### DOCUMENT
◇ ◇ ◇ ◇ ◇ ◇ ◇

Installation has been tested on OS X and Arch Linux.
Added conversion of README.md to ReStructured Text format in order required by PyPI.
Updated the README

Bugs Fixed¶

Fixed a bug where the wrapper for the suffix array code was not detected properly.

Version 1.1.0 (2015-09-29)¶

New Features¶

random access to FASTA files if a matching fasta index file (fai-file) is available

Doc: random_access()

◇ ◇ ◇ ◇ ◇ ◇ ◇

### Extracted records
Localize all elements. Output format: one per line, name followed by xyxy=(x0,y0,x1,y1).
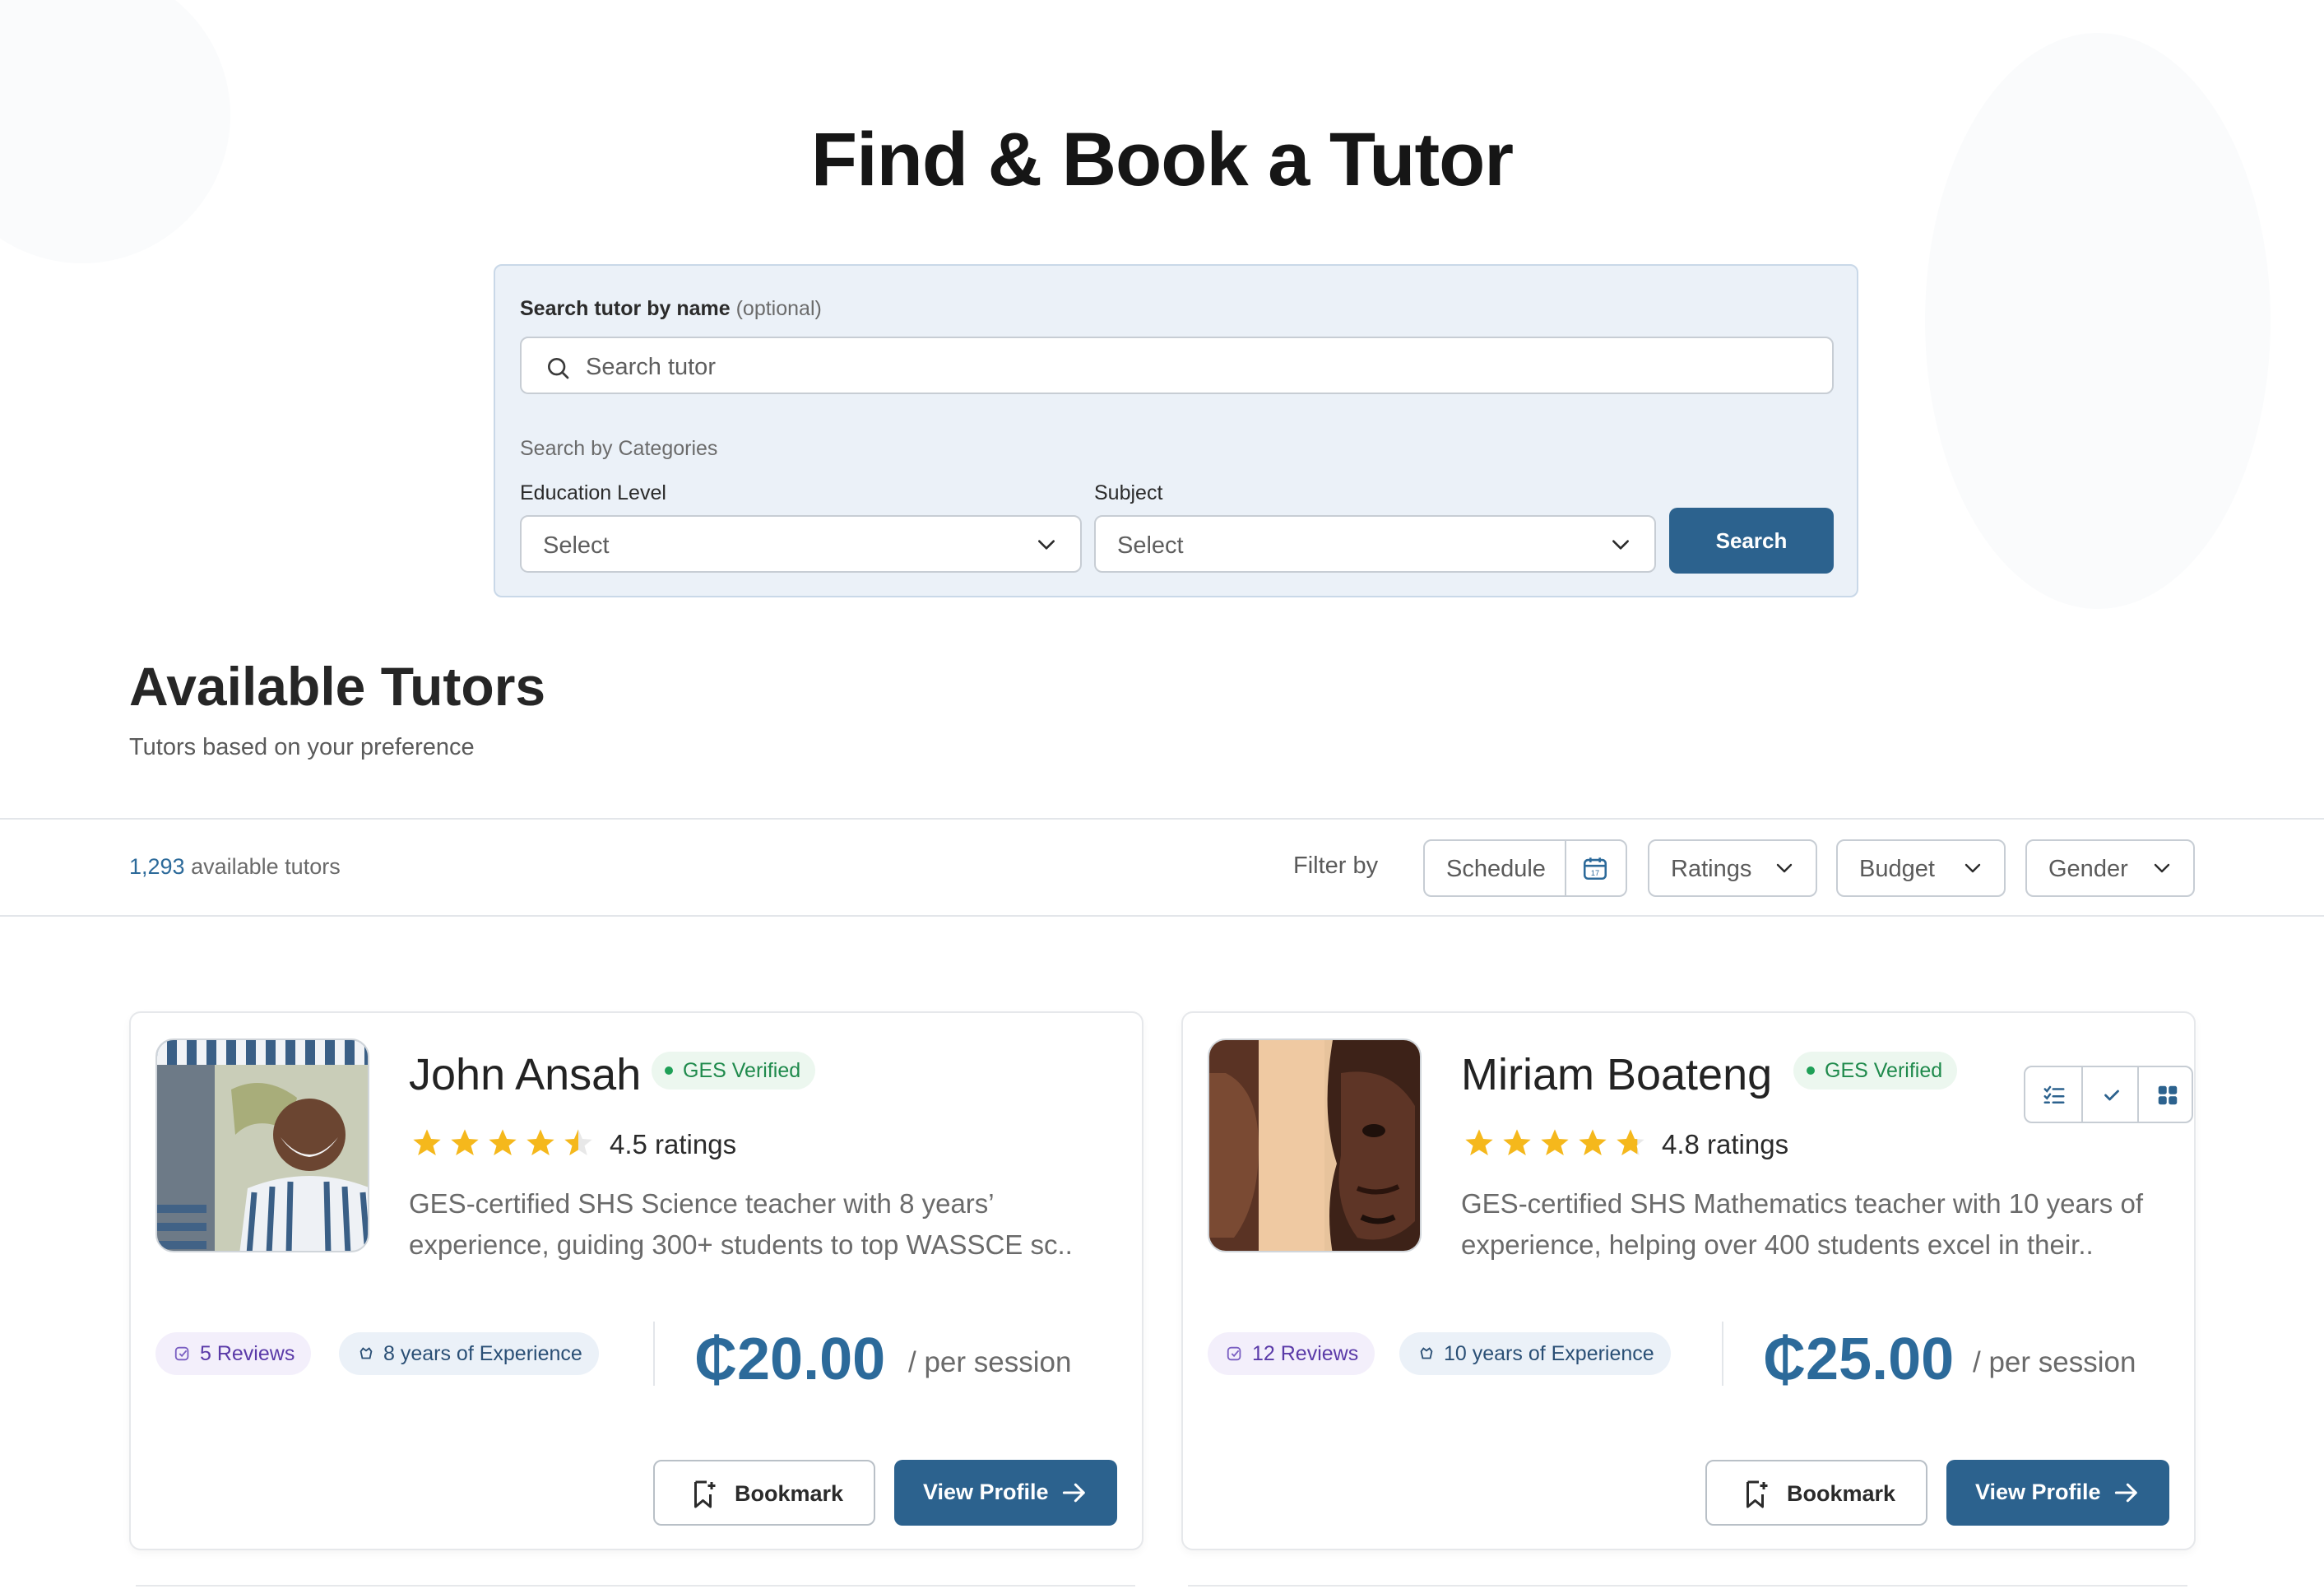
next-card-edge xyxy=(136,1585,1135,1589)
experience-pill: 8 years of Experience xyxy=(339,1332,599,1375)
view-profile-button[interactable]: View Profile xyxy=(1946,1460,2169,1526)
search-placeholder: Search tutor xyxy=(586,354,716,380)
tutor-description: GES-certified SHS Mathematics teacher wi… xyxy=(1461,1188,2143,1260)
star-icon xyxy=(526,1129,554,1155)
chevron-down-icon xyxy=(1612,540,1629,550)
star-icon xyxy=(1579,1129,1607,1155)
tutor-name: John Ansah xyxy=(409,1050,642,1099)
star-icon xyxy=(451,1129,479,1155)
rating-text: 4.8 ratings xyxy=(1662,1129,1789,1159)
star-half-icon xyxy=(564,1129,592,1155)
view-toggle xyxy=(2024,1066,2193,1123)
star-icon xyxy=(1541,1129,1569,1155)
search-input[interactable]: Search tutor xyxy=(520,337,1834,394)
tutor-name: Miriam Boateng xyxy=(1461,1050,1773,1099)
tutor-price: ₵20.00 xyxy=(694,1326,886,1392)
chevron-down-icon xyxy=(2154,863,2170,873)
chevron-down-icon xyxy=(1776,863,1793,873)
page-title: Find & Book a Tutor xyxy=(810,118,1514,202)
budget-filter[interactable]: Budget xyxy=(1836,839,2006,897)
schedule-filter[interactable]: Schedule 17 xyxy=(1423,839,1627,897)
arrow-right-icon xyxy=(1062,1483,1085,1503)
chevron-down-icon xyxy=(1964,863,1981,873)
education-level-select[interactable]: Select xyxy=(520,515,1082,573)
search-icon xyxy=(548,358,569,379)
badge-icon xyxy=(360,1347,373,1359)
check-icon xyxy=(2104,1090,2119,1101)
checklist-icon xyxy=(2043,1085,2065,1103)
star-icon xyxy=(1503,1129,1531,1155)
tutor-count: 1,293 available tutors xyxy=(129,854,341,879)
subject-select[interactable]: Select xyxy=(1094,515,1656,573)
chevron-down-icon xyxy=(1038,540,1055,550)
price-unit: / per session xyxy=(908,1346,1072,1378)
tutor-card: John Ansah GES Verified 4.5 ratings GES-… xyxy=(129,1011,1143,1550)
view-profile-button[interactable]: View Profile xyxy=(894,1460,1117,1526)
next-card-edge xyxy=(1188,1585,2187,1589)
grid-icon xyxy=(2158,1085,2178,1105)
star-icon xyxy=(489,1129,517,1155)
svg-text:17: 17 xyxy=(1591,869,1599,877)
calendar-icon: 17 xyxy=(1583,857,1607,880)
section-subtitle: Tutors based on your preference xyxy=(129,734,475,760)
star-icon xyxy=(1465,1129,1493,1155)
review-icon xyxy=(1227,1346,1241,1361)
tutor-avatar xyxy=(1208,1038,1422,1252)
star-icon xyxy=(413,1129,441,1155)
review-icon xyxy=(174,1346,189,1361)
arrow-right-icon xyxy=(2114,1483,2137,1503)
price-unit: / per session xyxy=(1973,1346,2136,1378)
categories-label: Search by Categories xyxy=(520,437,718,460)
list-view-button[interactable] xyxy=(2025,1067,2081,1122)
education-level-label: Education Level xyxy=(520,481,666,504)
star-half-icon xyxy=(1617,1129,1644,1155)
bookmark-button[interactable]: Bookmark xyxy=(1705,1460,1927,1526)
ratings-filter[interactable]: Ratings xyxy=(1648,839,1817,897)
bookmark-icon xyxy=(1746,1480,1768,1508)
search-button[interactable]: Search xyxy=(1669,508,1834,574)
section-title: Available Tutors xyxy=(129,656,546,717)
check-button[interactable] xyxy=(2081,1067,2137,1122)
rating-text: 4.5 ratings xyxy=(610,1129,737,1159)
reviews-pill[interactable]: 12 Reviews xyxy=(1208,1332,1375,1375)
tutor-avatar xyxy=(155,1038,369,1252)
reviews-pill[interactable]: 5 Reviews xyxy=(155,1332,312,1375)
experience-pill: 10 years of Experience xyxy=(1399,1332,1671,1375)
filter-by-label: Filter by xyxy=(1293,853,1379,879)
search-label: Search tutor by name (optional) xyxy=(520,297,822,320)
rating-stars xyxy=(409,1127,598,1159)
verified-badge: GES Verified xyxy=(652,1052,816,1090)
tutor-price: ₵25.00 xyxy=(1763,1326,1955,1392)
subject-label: Subject xyxy=(1094,481,1163,504)
gender-filter[interactable]: Gender xyxy=(2025,839,2195,897)
badge-icon xyxy=(1420,1347,1433,1359)
grid-view-button[interactable] xyxy=(2137,1067,2193,1122)
search-panel: Search tutor by name (optional) Search t… xyxy=(494,264,1858,597)
tutor-description: GES-certified SHS Science teacher with 8… xyxy=(409,1188,1073,1260)
bookmark-icon xyxy=(694,1480,716,1508)
rating-stars xyxy=(1461,1127,1650,1159)
bookmark-button[interactable]: Bookmark xyxy=(653,1460,875,1526)
filter-bar: 1,293 available tutors Filter by Schedul… xyxy=(0,818,2324,917)
verified-badge: GES Verified xyxy=(1793,1052,1958,1090)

◇ ◇ ◇ ◇ ◇ ◇ ◇

### PARTS OF THE EXERCISE
**1.** According to the changelog, on which operating systems has installation been tested?
**2.** Extract each line from the listing that contains the word "teacher".

### RESULTS
**1.** OS X and Arch Linux.

**2.**
tutor-description: GES-certified SHS Mathematics teacher wi… xyxy=(1461,1188,2143,1260)
tutor-description: GES-certified SHS Science teacher with 8… xyxy=(409,1188,1073,1260)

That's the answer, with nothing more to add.